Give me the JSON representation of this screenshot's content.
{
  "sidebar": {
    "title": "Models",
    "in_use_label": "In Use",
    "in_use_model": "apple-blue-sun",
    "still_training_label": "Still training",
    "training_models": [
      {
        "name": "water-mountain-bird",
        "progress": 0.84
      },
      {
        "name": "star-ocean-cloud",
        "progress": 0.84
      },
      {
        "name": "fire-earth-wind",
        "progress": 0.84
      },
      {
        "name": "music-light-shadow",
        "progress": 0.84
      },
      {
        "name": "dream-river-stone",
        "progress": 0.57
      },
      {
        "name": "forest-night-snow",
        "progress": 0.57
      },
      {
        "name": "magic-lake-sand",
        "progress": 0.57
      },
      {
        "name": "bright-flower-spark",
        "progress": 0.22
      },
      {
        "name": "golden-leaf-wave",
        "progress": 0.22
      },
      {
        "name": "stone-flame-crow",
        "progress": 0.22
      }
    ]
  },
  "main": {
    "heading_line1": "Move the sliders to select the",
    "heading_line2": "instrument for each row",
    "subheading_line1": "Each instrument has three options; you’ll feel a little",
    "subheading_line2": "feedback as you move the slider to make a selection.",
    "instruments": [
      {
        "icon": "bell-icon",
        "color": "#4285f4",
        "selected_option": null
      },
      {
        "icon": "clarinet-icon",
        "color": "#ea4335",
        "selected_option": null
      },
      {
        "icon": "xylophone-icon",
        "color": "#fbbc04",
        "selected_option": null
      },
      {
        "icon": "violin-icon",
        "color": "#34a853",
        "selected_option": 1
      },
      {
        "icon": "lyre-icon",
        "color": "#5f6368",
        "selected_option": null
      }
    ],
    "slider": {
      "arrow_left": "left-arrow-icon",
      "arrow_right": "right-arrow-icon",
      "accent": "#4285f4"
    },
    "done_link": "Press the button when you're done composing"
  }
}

> [Task] Send back all of the entries exactly, with nothing missing.

> [Task result]
Give me the JSON representation of this screenshot's content.
{
  "sidebar": {
    "title": "Models",
    "in_use_label": "In Use",
    "in_use_model": "apple-blue-sun",
    "still_training_label": "Still training",
    "training_models": [
      {
        "name": "water-mountain-bird",
        "progress": 0.84
      },
      {
        "name": "star-ocean-cloud",
        "progress": 0.84
      },
      {
        "name": "fire-earth-wind",
        "progress": 0.84
      },
      {
        "name": "music-light-shadow",
        "progress": 0.84
      },
      {
        "name": "dream-river-stone",
        "progress": 0.57
      },
      {
        "name": "forest-night-snow",
        "progress": 0.57
      },
      {
        "name": "magic-lake-sand",
        "progress": 0.57
      },
      {
        "name": "bright-flower-spark",
        "progress": 0.22
      },
      {
        "name": "golden-leaf-wave",
        "progress": 0.22
      },
      {
        "name": "stone-flame-crow",
        "progress": 0.22
      }
    ]
  },
  "main": {
    "heading_line1": "Move the sliders to select the",
    "heading_line2": "instrument for each row",
    "subheading_line1": "Each instrument has three options; you’ll feel a little",
    "subheading_line2": "feedback as you move the slider to make a selection.",
    "instruments": [
      {
        "icon": "bell-icon",
        "color": "#4285f4",
        "selected_option": null
      },
      {
        "icon": "clarinet-icon",
        "color": "#ea4335",
        "selected_option": null
      },
      {
        "icon": "xylophone-icon",
        "color": "#fbbc04",
        "selected_option": null
      },
      {
        "icon": "violin-icon",
        "color": "#34a853",
        "selected_option": 1
      },
      {
        "icon": "lyre-icon",
        "color": "#5f6368",
        "selected_option": null
      }
    ],
    "slider": {
      "arrow_left": "left-arrow-icon",
      "arrow_right": "right-arrow-icon",
      "accent": "#4285f4"
    },
    "done_link": "Press the button when you're done composing"
  }
}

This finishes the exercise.